*Stored records:*
○ ○ ○ ○

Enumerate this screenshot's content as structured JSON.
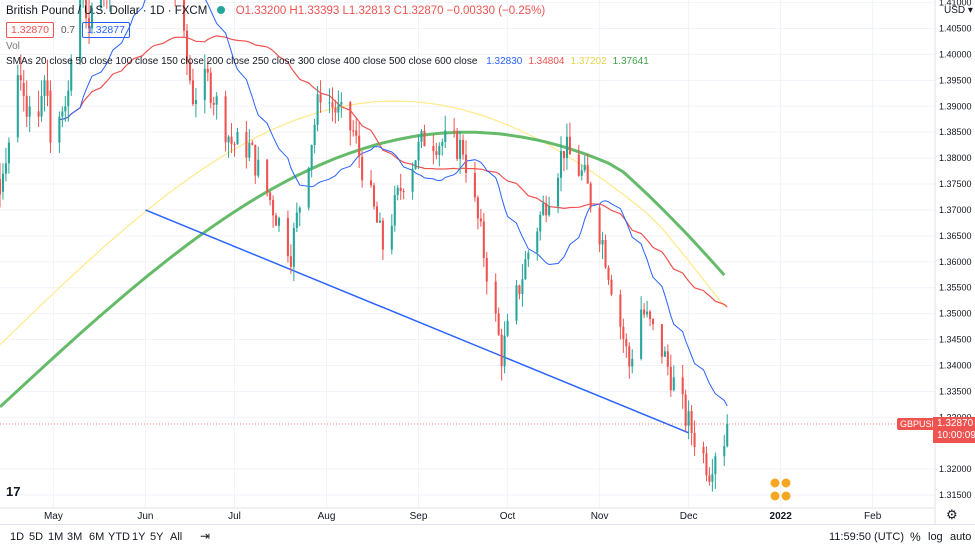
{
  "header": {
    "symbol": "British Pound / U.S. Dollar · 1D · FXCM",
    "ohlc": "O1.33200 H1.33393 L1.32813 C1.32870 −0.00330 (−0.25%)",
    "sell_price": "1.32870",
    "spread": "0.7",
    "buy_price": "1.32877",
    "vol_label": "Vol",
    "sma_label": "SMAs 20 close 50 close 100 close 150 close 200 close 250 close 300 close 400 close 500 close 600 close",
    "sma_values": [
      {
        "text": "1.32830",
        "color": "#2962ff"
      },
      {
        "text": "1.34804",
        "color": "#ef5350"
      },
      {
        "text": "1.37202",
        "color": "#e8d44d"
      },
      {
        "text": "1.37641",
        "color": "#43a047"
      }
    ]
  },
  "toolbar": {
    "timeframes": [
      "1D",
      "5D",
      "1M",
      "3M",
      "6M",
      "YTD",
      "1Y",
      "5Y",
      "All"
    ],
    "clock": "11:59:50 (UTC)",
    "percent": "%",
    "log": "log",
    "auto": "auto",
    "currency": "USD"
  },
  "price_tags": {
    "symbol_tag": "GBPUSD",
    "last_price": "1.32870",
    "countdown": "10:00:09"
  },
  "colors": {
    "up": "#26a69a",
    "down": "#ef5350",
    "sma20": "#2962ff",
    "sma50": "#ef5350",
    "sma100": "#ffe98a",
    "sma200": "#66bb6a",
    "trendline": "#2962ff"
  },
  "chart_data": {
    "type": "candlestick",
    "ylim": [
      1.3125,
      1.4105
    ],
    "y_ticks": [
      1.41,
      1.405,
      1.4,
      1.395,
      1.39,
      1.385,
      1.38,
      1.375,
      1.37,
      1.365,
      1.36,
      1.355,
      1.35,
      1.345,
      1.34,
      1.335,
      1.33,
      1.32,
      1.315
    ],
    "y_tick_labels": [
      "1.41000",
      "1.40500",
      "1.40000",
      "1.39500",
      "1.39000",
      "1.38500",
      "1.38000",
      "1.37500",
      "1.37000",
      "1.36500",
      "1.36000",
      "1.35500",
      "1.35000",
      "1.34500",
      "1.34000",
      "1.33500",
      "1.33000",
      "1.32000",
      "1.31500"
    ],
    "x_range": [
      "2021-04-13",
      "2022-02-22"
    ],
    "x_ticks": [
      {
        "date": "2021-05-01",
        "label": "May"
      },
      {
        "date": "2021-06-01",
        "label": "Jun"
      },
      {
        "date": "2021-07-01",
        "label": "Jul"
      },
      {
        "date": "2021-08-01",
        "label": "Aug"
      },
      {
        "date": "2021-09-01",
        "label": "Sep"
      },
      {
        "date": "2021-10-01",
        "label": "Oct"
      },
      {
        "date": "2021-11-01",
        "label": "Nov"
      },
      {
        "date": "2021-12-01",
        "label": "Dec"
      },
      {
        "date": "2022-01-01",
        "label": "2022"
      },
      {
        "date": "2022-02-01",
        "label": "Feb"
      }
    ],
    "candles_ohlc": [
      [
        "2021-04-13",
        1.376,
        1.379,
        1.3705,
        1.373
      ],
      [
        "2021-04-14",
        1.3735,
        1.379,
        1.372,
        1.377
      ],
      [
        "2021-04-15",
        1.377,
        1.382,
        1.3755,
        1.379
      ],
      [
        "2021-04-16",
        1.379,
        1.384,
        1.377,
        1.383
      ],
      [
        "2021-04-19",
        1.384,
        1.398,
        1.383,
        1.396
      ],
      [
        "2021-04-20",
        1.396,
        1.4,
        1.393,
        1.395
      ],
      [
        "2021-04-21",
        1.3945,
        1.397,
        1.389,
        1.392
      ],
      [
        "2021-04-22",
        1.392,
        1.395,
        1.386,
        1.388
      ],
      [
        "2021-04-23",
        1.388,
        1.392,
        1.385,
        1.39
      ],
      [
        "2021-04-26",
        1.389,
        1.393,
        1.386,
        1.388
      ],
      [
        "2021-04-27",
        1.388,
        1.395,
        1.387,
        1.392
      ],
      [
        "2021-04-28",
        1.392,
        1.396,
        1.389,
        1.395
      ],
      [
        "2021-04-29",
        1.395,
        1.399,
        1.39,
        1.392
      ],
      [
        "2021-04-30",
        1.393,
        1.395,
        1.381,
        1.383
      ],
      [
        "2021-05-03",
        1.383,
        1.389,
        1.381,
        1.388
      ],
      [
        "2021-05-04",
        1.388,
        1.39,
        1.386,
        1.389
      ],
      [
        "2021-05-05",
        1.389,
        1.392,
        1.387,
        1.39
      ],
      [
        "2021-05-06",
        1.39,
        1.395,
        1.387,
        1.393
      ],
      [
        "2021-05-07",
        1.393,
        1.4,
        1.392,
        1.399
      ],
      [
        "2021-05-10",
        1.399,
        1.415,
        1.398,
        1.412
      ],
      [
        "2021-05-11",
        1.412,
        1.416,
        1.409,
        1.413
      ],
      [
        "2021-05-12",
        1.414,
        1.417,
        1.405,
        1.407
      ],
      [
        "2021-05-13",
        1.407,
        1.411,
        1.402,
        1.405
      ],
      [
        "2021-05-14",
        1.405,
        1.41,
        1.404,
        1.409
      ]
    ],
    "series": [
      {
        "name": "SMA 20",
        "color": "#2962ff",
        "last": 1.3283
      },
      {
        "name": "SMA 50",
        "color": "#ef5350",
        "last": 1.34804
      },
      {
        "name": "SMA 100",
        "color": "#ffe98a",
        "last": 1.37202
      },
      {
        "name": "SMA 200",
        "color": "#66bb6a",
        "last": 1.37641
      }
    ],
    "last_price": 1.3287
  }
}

○ ○ ○ ○

*Exercise instructions:*
From the listing, copy every line where the string "date" appears.

*Output below:*
        "date": "2021-05-01",
        "date": "2021-06-01",
        "date": "2021-07-01",
        "date": "2021-08-01",
        "date": "2021-09-01",
        "date": "2021-10-01",
        "date": "2021-11-01",
        "date": "2021-12-01",
        "date": "2022-01-01",
        "date": "2022-02-01",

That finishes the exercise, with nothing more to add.